** Start of Input data **

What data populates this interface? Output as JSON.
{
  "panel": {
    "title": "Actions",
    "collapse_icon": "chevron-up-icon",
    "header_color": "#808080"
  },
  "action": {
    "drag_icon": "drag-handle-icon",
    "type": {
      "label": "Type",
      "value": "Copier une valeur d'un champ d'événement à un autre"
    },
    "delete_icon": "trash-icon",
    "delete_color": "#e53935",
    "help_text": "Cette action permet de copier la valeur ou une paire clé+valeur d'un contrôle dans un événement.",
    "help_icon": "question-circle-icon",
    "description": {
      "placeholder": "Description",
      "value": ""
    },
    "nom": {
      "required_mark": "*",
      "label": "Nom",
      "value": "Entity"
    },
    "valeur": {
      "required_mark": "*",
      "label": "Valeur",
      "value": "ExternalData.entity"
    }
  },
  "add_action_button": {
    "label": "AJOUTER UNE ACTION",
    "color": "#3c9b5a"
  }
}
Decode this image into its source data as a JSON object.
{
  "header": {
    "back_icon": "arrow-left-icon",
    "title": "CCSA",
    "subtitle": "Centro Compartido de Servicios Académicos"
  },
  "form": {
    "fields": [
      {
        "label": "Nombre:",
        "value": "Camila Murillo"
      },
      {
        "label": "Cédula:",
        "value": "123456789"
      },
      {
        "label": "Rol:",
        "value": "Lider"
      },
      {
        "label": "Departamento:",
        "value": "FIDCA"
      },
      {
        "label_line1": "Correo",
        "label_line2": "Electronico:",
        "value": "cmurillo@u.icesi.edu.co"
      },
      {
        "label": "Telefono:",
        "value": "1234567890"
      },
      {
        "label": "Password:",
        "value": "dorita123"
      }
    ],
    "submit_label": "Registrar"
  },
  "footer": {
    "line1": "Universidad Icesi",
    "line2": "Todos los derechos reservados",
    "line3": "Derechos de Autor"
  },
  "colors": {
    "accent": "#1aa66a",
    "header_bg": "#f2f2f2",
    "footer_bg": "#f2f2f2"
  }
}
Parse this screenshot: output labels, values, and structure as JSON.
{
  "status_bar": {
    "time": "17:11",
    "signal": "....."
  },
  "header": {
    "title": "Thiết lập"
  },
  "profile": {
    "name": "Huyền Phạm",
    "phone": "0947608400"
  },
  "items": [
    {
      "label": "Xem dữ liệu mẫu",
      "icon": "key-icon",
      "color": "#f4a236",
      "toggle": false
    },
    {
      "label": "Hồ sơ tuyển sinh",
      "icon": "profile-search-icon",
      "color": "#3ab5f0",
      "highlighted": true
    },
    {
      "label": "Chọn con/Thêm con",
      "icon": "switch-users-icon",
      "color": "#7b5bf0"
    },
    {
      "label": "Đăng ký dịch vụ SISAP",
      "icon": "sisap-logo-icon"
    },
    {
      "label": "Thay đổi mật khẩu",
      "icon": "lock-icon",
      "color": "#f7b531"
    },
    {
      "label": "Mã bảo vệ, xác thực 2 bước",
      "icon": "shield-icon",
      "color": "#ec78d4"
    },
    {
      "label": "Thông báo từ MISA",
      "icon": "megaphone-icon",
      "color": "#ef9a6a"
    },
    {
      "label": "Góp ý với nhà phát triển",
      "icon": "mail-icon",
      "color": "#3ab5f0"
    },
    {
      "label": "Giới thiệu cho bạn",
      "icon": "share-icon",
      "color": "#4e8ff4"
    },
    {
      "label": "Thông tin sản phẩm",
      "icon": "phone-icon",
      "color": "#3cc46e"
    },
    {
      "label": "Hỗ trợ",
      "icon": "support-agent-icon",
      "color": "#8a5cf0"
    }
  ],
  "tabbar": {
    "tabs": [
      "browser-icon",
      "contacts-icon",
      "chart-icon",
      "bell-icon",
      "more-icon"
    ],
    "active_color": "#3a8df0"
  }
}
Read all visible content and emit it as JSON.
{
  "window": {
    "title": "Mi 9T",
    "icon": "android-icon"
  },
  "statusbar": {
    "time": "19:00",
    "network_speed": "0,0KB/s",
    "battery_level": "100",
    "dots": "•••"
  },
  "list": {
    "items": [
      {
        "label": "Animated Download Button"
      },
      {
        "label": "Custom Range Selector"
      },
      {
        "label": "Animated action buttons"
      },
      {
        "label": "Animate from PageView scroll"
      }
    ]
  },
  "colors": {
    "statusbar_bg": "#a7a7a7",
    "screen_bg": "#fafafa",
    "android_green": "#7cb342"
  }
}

** End of Input data **

Exercise prompt:
Within the listing above, work out how many lines contain the string "Animated", and reply with that number only.

Answer to the problem:
2